Stored records

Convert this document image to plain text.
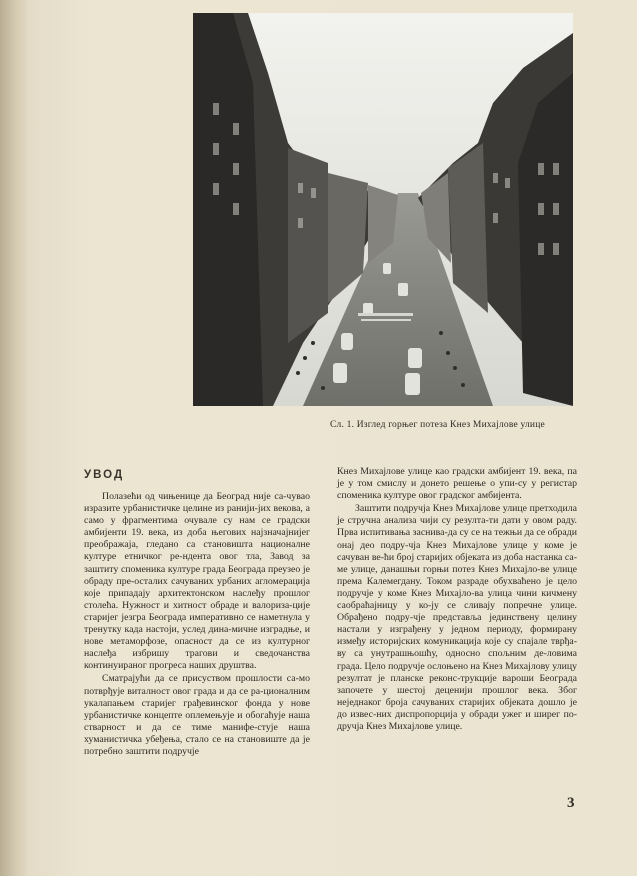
Сл. 1. Изглед горњег потеза Кнез Михајлове улице
УВОД

Полазећи од чињенице да Београд није са-чувао изразите урбанистичке целине из ранији-јих векова, а само у фрагментима очувале су нам се градски амбијенти 19. века, из доба његових најзначајнијег преображаја, гледано са становишта националне културе етничког ре-ндента овог тла, Завод за заштиту споменика културе града Београда преузео је обраду пре-осталих сачуваних урбаних агломерација које припадају архитектонском наслеђу прошлог столећа. Нужност и хитност обраде и валориза-ције старијег језгра Београда императивно се наметнула у тренутку када настоји, услед дина-мичне изградње, и нове метаморфозе, опасност да се из културног наслеђа избришу трагови и сведочанства континуираног прогреса наших друштва.

Сматрајући да се присуством прошлости са-мо потврђује виталност овог града и да се ра-ционалним укалапањем старијег грађевинског фонда у нове урбанистичке концепте оплемењује и обогаћује наша стварност и да се тиме манифе-стује наша хуманистичка убеђења, стало се на становиште да је потребно заштити подручје

Кнез Михајлове улице као градски амбијент 19. века, па је у том смислу и донето решење о упи-су у регистар споменика културе овог градског амбијента.

Заштити подручја Кнез Михајлове улице претходила је стручна анализа чији су резулта-ти дати у овом раду. Прва испитивања заснива-да су се на тежњи да се обради онај део подру-чја Кнез Михајлове улице у коме је сачуван ве-ћи број старијих објеката из доба настанка са-ме улице, данашњи горњи потез Кнез Михајло-ве улице према Калемегдану. Током разраде обухваћено је цело подручје у коме Кнез Михајло-ва улица чини кичмену саобраћајницу у ко-ју се сливају попречне улице. Обрађено подру-чје представља јединствену целину настали у изграђену у једном периоду, формирану између историјских комуникација које су спајале тврђа-ву са унутрашњошћу, односно спољним де-ловима града. Цело подручје ослоњено на Кнез Михајлову улицу резултат је планске реконс-трукције вароши Београда започете у шестој деценији прошлог века. Због неједнаког броја сачуваних старијих објеката дошло је до извес-них диспропорција у обради ужег и ширег по-дручја Кнез Михајлове улице.

3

### WHAT IS REQUIRED
Copy every line of the data exactly as written, excluding the pictures.

### RESULT FOR THIS EXERCISE
Convert this document image to plain text.
Сл. 1. Изглед горњег потеза Кнез Михајлове улице
УВОД

Полазећи од чињенице да Београд није са-чувао изразите урбанистичке целине из ранији-јих векова, а само у фрагментима очувале су нам се градски амбијенти 19. века, из доба његових најзначајнијег преображаја, гледано са становишта националне културе етничког ре-ндента овог тла, Завод за заштиту споменика културе града Београда преузео је обраду пре-осталих сачуваних урбаних агломерација које припадају архитектонском наслеђу прошлог столећа. Нужност и хитност обраде и валориза-ције старијег језгра Београда императивно се наметнула у тренутку када настоји, услед дина-мичне изградње, и нове метаморфозе, опасност да се из културног наслеђа избришу трагови и сведочанства континуираног прогреса наших друштва.

Сматрајући да се присуством прошлости са-мо потврђује виталност овог града и да се ра-ционалним укалапањем старијег грађевинског фонда у нове урбанистичке концепте оплемењује и обогаћује наша стварност и да се тиме манифе-стује наша хуманистичка убеђења, стало се на становиште да је потребно заштити подручје

Кнез Михајлове улице као градски амбијент 19. века, па је у том смислу и донето решење о упи-су у регистар споменика културе овог градског амбијента.

Заштити подручја Кнез Михајлове улице претходила је стручна анализа чији су резулта-ти дати у овом раду. Прва испитивања заснива-да су се на тежњи да се обради онај део подру-чја Кнез Михајлове улице у коме је сачуван ве-ћи број старијих објеката из доба настанка са-ме улице, данашњи горњи потез Кнез Михајло-ве улице према Калемегдану. Током разраде обухваћено је цело подручје у коме Кнез Михајло-ва улица чини кичмену саобраћајницу у ко-ју се сливају попречне улице. Обрађено подру-чје представља јединствену целину настали у изграђену у једном периоду, формирану између историјских комуникација које су спајале тврђа-ву са унутрашњошћу, односно спољним де-ловима града. Цело подручје ослоњено на Кнез Михајлову улицу резултат је планске реконс-трукције вароши Београда започете у шестој деценији прошлог века. Због неједнаког броја сачуваних старијих објеката дошло је до извес-них диспропорција у обради ужег и ширег по-дручја Кнез Михајлове улице.

3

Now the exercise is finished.